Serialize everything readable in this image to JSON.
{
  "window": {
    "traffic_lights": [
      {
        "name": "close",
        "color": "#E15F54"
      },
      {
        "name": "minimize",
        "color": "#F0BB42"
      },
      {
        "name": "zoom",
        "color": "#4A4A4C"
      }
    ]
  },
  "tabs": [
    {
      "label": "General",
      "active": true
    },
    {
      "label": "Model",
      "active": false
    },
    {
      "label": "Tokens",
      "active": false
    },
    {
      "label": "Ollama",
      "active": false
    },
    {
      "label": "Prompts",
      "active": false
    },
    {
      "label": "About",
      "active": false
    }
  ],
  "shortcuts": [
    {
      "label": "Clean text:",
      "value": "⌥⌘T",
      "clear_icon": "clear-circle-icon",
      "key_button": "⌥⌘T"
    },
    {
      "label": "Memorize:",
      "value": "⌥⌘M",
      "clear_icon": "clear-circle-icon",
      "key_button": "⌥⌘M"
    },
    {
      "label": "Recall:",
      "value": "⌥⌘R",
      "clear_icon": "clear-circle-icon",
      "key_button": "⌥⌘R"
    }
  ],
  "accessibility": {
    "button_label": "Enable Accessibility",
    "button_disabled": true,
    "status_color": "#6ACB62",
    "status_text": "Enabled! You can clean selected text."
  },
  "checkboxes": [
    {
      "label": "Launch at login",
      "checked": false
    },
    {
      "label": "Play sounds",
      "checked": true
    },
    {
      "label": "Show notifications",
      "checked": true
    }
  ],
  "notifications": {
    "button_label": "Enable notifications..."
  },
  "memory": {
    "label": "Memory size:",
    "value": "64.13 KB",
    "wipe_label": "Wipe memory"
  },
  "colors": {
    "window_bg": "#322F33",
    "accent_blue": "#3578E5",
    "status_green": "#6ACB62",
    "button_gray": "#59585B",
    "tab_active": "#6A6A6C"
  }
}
════
DIRECTIONS FOR THIS TASK » Retype all of the data shown above, word for word.

REPLY TO THE TASK »
Serialize everything readable in this image to JSON.
{
  "window": {
    "traffic_lights": [
      {
        "name": "close",
        "color": "#E15F54"
      },
      {
        "name": "minimize",
        "color": "#F0BB42"
      },
      {
        "name": "zoom",
        "color": "#4A4A4C"
      }
    ]
  },
  "tabs": [
    {
      "label": "General",
      "active": true
    },
    {
      "label": "Model",
      "active": false
    },
    {
      "label": "Tokens",
      "active": false
    },
    {
      "label": "Ollama",
      "active": false
    },
    {
      "label": "Prompts",
      "active": false
    },
    {
      "label": "About",
      "active": false
    }
  ],
  "shortcuts": [
    {
      "label": "Clean text:",
      "value": "⌥⌘T",
      "clear_icon": "clear-circle-icon",
      "key_button": "⌥⌘T"
    },
    {
      "label": "Memorize:",
      "value": "⌥⌘M",
      "clear_icon": "clear-circle-icon",
      "key_button": "⌥⌘M"
    },
    {
      "label": "Recall:",
      "value": "⌥⌘R",
      "clear_icon": "clear-circle-icon",
      "key_button": "⌥⌘R"
    }
  ],
  "accessibility": {
    "button_label": "Enable Accessibility",
    "button_disabled": true,
    "status_color": "#6ACB62",
    "status_text": "Enabled! You can clean selected text."
  },
  "checkboxes": [
    {
      "label": "Launch at login",
      "checked": false
    },
    {
      "label": "Play sounds",
      "checked": true
    },
    {
      "label": "Show notifications",
      "checked": true
    }
  ],
  "notifications": {
    "button_label": "Enable notifications..."
  },
  "memory": {
    "label": "Memory size:",
    "value": "64.13 KB",
    "wipe_label": "Wipe memory"
  },
  "colors": {
    "window_bg": "#322F33",
    "accent_blue": "#3578E5",
    "status_green": "#6ACB62",
    "button_gray": "#59585B",
    "tab_active": "#6A6A6C"
  }
}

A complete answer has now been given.